» Exercise aim: Write the records out again exactly, leaving no images in.
==================================================
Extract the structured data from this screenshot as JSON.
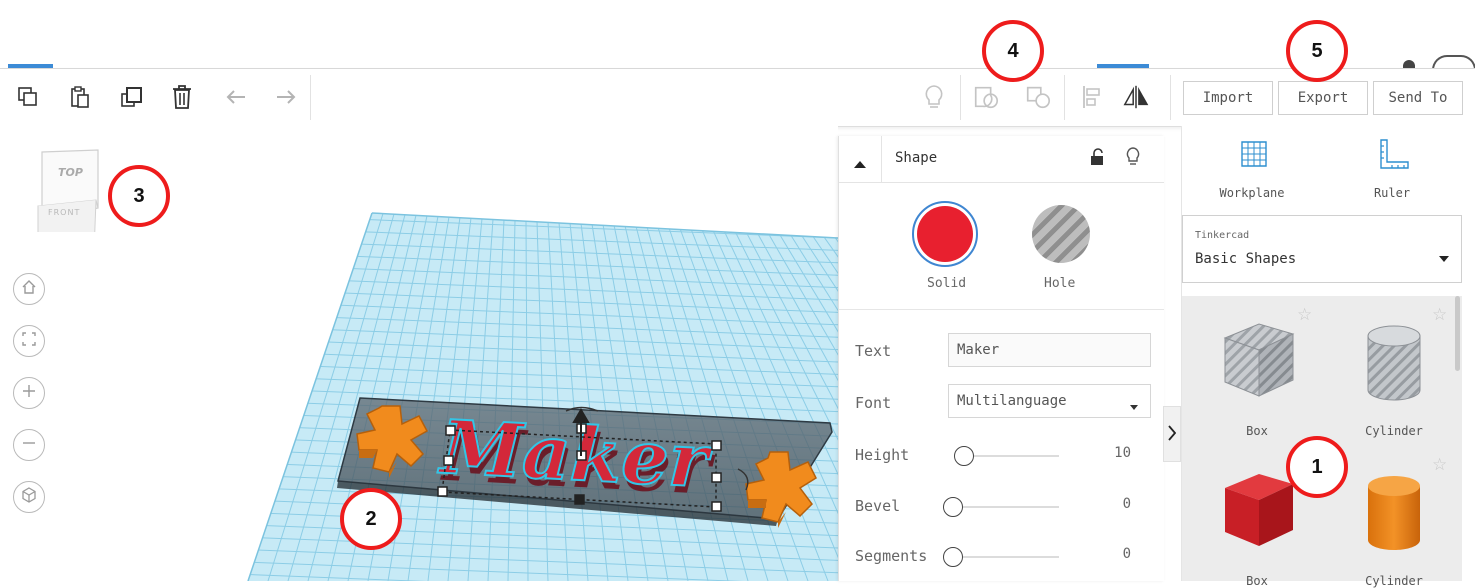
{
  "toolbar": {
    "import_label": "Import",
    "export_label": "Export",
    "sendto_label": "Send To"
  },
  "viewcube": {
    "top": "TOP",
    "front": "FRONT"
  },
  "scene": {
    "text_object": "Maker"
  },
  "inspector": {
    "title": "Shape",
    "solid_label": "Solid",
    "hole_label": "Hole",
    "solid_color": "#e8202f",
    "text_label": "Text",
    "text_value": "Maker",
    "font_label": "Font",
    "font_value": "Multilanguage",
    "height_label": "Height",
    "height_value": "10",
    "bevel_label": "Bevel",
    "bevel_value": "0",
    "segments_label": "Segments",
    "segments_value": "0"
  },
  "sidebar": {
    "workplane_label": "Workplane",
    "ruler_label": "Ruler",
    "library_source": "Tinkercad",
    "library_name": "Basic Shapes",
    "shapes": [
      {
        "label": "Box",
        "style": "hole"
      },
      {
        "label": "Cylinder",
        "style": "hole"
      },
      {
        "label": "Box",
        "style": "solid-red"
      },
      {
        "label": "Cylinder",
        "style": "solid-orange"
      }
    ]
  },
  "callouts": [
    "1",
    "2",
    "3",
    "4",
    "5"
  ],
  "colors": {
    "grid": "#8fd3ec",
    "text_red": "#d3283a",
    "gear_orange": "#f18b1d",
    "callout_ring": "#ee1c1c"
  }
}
==================================================
» Exercise solution:
Extract the structured data from this screenshot as JSON.
{
  "toolbar": {
    "import_label": "Import",
    "export_label": "Export",
    "sendto_label": "Send To"
  },
  "viewcube": {
    "top": "TOP",
    "front": "FRONT"
  },
  "scene": {
    "text_object": "Maker"
  },
  "inspector": {
    "title": "Shape",
    "solid_label": "Solid",
    "hole_label": "Hole",
    "solid_color": "#e8202f",
    "text_label": "Text",
    "text_value": "Maker",
    "font_label": "Font",
    "font_value": "Multilanguage",
    "height_label": "Height",
    "height_value": "10",
    "bevel_label": "Bevel",
    "bevel_value": "0",
    "segments_label": "Segments",
    "segments_value": "0"
  },
  "sidebar": {
    "workplane_label": "Workplane",
    "ruler_label": "Ruler",
    "library_source": "Tinkercad",
    "library_name": "Basic Shapes",
    "shapes": [
      {
        "label": "Box",
        "style": "hole"
      },
      {
        "label": "Cylinder",
        "style": "hole"
      },
      {
        "label": "Box",
        "style": "solid-red"
      },
      {
        "label": "Cylinder",
        "style": "solid-orange"
      }
    ]
  },
  "callouts": [
    "1",
    "2",
    "3",
    "4",
    "5"
  ],
  "colors": {
    "grid": "#8fd3ec",
    "text_red": "#d3283a",
    "gear_orange": "#f18b1d",
    "callout_ring": "#ee1c1c"
  }
}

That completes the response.